#### WORK TO BE COMPLETED:
Restate the full set of records exactly, word for word.

(Collected data entries)
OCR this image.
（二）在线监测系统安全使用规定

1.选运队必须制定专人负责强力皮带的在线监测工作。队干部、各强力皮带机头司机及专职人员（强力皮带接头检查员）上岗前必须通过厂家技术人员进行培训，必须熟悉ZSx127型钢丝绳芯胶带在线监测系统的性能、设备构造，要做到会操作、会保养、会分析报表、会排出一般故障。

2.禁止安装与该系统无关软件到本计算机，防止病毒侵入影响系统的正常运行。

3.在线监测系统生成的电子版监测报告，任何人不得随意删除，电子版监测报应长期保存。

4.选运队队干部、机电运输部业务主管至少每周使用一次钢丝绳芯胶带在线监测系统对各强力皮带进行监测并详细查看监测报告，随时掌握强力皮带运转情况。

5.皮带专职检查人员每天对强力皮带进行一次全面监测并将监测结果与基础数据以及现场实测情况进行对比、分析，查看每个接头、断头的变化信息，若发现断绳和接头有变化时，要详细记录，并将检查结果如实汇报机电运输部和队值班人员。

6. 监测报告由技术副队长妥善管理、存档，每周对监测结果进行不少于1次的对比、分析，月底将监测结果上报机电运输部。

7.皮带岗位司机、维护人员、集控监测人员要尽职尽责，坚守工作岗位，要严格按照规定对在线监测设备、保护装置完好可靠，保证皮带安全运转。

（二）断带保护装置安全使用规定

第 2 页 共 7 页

#### SOLUTION TO THE EXERCISE:
OCR this image.
（二）在线监测系统安全使用规定

1.选运队必须制定专人负责强力皮带的在线监测工作。队干部、各强力皮带机头司机及专职人员（强力皮带接头检查员）上岗前必须通过厂家技术人员进行培训，必须熟悉ZSx127型钢丝绳芯胶带在线监测系统的性能、设备构造，要做到会操作、会保养、会分析报表、会排出一般故障。

2.禁止安装与该系统无关软件到本计算机，防止病毒侵入影响系统的正常运行。

3.在线监测系统生成的电子版监测报告，任何人不得随意删除，电子版监测报应长期保存。

4.选运队队干部、机电运输部业务主管至少每周使用一次钢丝绳芯胶带在线监测系统对各强力皮带进行监测并详细查看监测报告，随时掌握强力皮带运转情况。

5.皮带专职检查人员每天对强力皮带进行一次全面监测并将监测结果与基础数据以及现场实测情况进行对比、分析，查看每个接头、断头的变化信息，若发现断绳和接头有变化时，要详细记录，并将检查结果如实汇报机电运输部和队值班人员。

6. 监测报告由技术副队长妥善管理、存档，每周对监测结果进行不少于1次的对比、分析，月底将监测结果上报机电运输部。

7.皮带岗位司机、维护人员、集控监测人员要尽职尽责，坚守工作岗位，要严格按照规定对在线监测设备、保护装置完好可靠，保证皮带安全运转。

（二）断带保护装置安全使用规定

第 2 页 共 7 页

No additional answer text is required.